[START]

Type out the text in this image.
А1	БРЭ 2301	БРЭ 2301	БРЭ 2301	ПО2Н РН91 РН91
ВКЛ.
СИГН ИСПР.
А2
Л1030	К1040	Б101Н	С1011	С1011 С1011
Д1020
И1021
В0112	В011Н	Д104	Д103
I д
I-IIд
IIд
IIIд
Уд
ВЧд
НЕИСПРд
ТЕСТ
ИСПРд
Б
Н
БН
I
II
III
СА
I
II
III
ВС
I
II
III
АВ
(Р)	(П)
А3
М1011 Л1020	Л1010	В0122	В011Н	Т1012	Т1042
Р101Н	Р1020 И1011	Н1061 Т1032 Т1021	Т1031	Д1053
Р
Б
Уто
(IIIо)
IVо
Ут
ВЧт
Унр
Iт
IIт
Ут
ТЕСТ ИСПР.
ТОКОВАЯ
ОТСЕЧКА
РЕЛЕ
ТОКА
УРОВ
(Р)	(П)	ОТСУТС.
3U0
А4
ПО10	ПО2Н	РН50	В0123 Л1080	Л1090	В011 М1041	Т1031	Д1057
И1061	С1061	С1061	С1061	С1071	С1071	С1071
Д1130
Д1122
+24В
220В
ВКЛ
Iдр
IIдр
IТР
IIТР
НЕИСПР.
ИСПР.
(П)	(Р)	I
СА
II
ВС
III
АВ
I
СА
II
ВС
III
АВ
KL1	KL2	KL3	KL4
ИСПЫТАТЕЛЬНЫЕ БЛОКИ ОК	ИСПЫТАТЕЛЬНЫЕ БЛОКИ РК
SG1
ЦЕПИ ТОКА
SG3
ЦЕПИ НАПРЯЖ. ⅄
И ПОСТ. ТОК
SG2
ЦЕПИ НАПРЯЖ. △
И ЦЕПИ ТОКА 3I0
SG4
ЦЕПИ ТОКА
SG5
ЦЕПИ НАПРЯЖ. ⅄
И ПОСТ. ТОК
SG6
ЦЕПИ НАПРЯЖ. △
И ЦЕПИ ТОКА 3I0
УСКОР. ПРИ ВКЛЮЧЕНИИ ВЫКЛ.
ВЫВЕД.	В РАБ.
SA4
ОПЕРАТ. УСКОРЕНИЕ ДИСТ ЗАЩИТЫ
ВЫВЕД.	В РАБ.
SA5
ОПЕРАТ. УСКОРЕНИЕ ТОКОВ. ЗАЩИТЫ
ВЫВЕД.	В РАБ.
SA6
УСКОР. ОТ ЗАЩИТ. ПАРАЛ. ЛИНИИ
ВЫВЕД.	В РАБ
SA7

[END]

Take every line that includes the string "УСКОРЕНИЕ" and copy it.

■ RESPONSE BELOW
ОПЕРАТ. УСКОРЕНИЕ ДИСТ ЗАЩИТЫ
ОПЕРАТ. УСКОРЕНИЕ ТОКОВ. ЗАЩИТЫ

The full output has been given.